Instructions for the task:
Repeat each record exactly as written, and drop any images.

Data supplied:
------------------------------
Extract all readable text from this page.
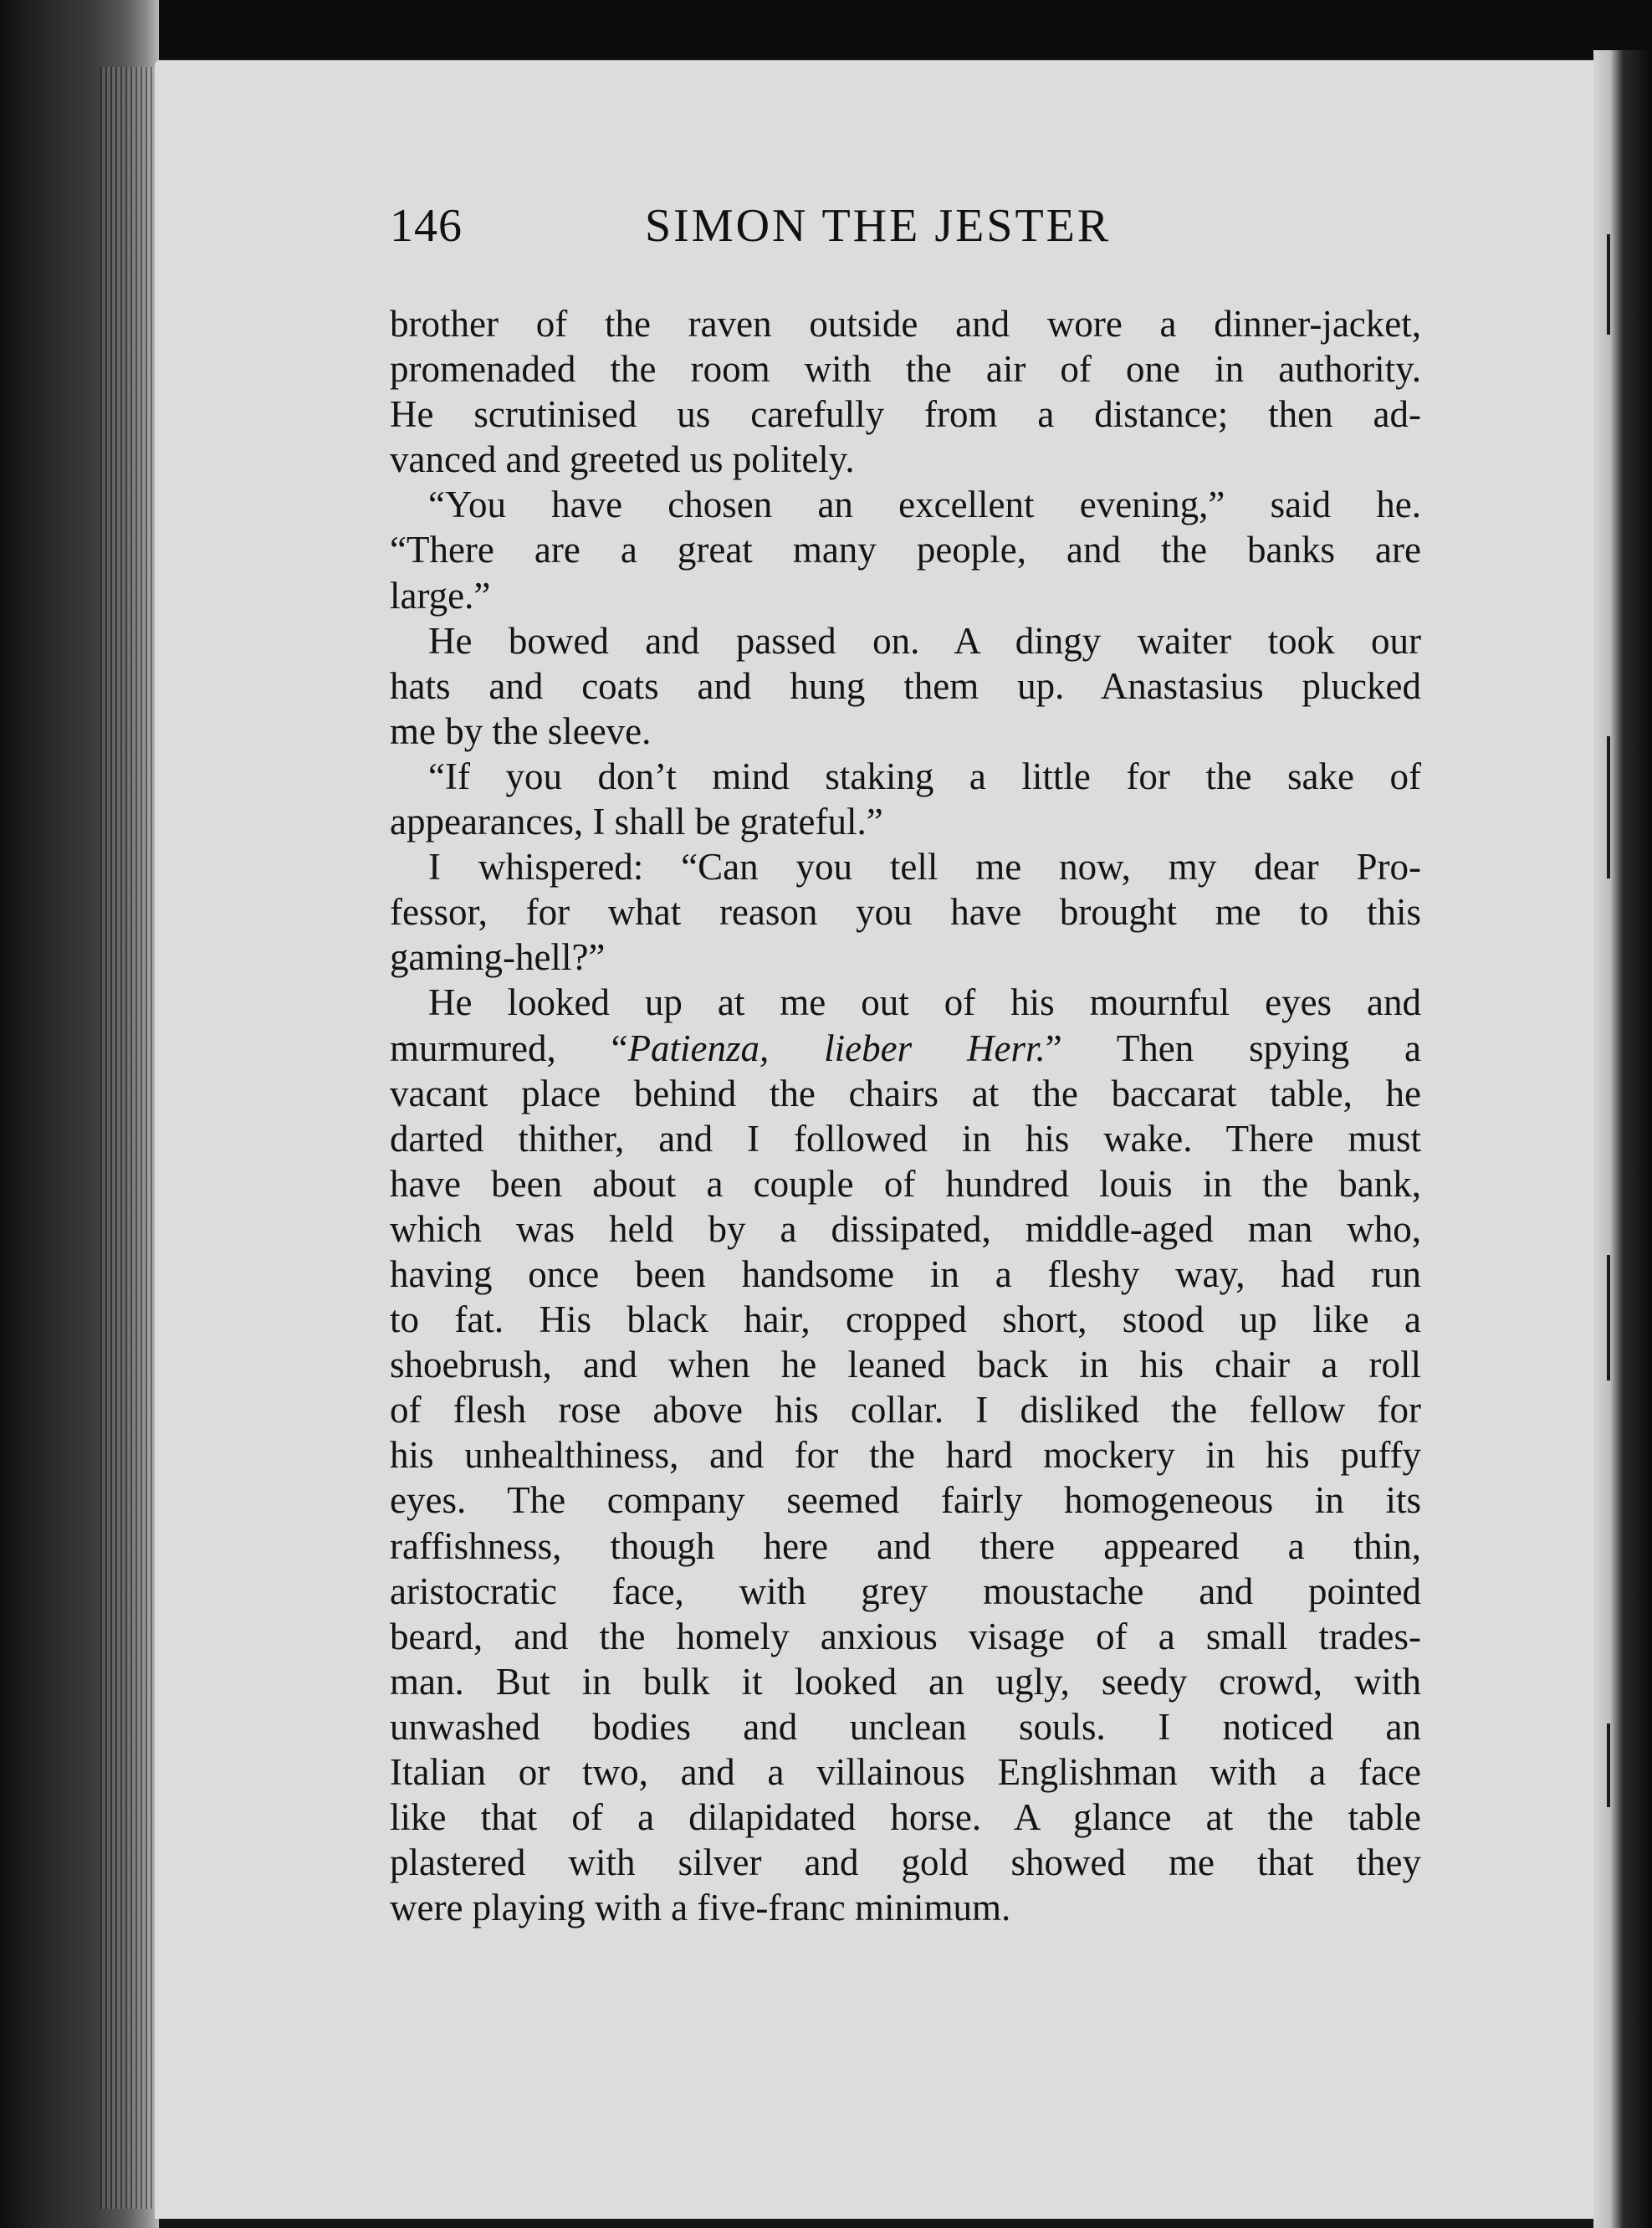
146	SIMON THE JESTER
brother of the raven outside and wore a dinner-jacket,
promenaded the room with the air of one in authority.
He scrutinised us carefully from a distance; then ad-
vanced and greeted us politely.
“You have chosen an excellent evening,” said he.
“There are a great many people, and the banks are
large.”
He bowed and passed on. A dingy waiter took our
hats and coats and hung them up. Anastasius plucked
me by the sleeve.
“If you don’t mind staking a little for the sake of
appearances, I shall be grateful.”
I whispered: “Can you tell me now, my dear Pro-
fessor, for what reason you have brought me to this
gaming-hell?”
He looked up at me out of his mournful eyes and
murmured, “Patienza, lieber Herr.” Then spying a
vacant place behind the chairs at the baccarat table, he
darted thither, and I followed in his wake. There must
have been about a couple of hundred louis in the bank,
which was held by a dissipated, middle-aged man who,
having once been handsome in a fleshy way, had run
to fat. His black hair, cropped short, stood up like a
shoebrush, and when he leaned back in his chair a roll
of flesh rose above his collar. I disliked the fellow for
his unhealthiness, and for the hard mockery in his puffy
eyes. The company seemed fairly homogeneous in its
raffishness, though here and there appeared a thin,
aristocratic face, with grey moustache and pointed
beard, and the homely anxious visage of a small trades-
man. But in bulk it looked an ugly, seedy crowd, with
unwashed bodies and unclean souls. I noticed an
Italian or two, and a villainous Englishman with a face
like that of a dilapidated horse. A glance at the table
plastered with silver and gold showed me that they
were playing with a five-franc minimum.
------------------------------
Response for this exercise:
Extract all readable text from this page.
146	SIMON THE JESTER
brother of the raven outside and wore a dinner-jacket,
promenaded the room with the air of one in authority.
He scrutinised us carefully from a distance; then ad-
vanced and greeted us politely.
“You have chosen an excellent evening,” said he.
“There are a great many people, and the banks are
large.”
He bowed and passed on. A dingy waiter took our
hats and coats and hung them up. Anastasius plucked
me by the sleeve.
“If you don’t mind staking a little for the sake of
appearances, I shall be grateful.”
I whispered: “Can you tell me now, my dear Pro-
fessor, for what reason you have brought me to this
gaming-hell?”
He looked up at me out of his mournful eyes and
murmured, “Patienza, lieber Herr.” Then spying a
vacant place behind the chairs at the baccarat table, he
darted thither, and I followed in his wake. There must
have been about a couple of hundred louis in the bank,
which was held by a dissipated, middle-aged man who,
having once been handsome in a fleshy way, had run
to fat. His black hair, cropped short, stood up like a
shoebrush, and when he leaned back in his chair a roll
of flesh rose above his collar. I disliked the fellow for
his unhealthiness, and for the hard mockery in his puffy
eyes. The company seemed fairly homogeneous in its
raffishness, though here and there appeared a thin,
aristocratic face, with grey moustache and pointed
beard, and the homely anxious visage of a small trades-
man. But in bulk it looked an ugly, seedy crowd, with
unwashed bodies and unclean souls. I noticed an
Italian or two, and a villainous Englishman with a face
like that of a dilapidated horse. A glance at the table
plastered with silver and gold showed me that they
were playing with a five-franc minimum.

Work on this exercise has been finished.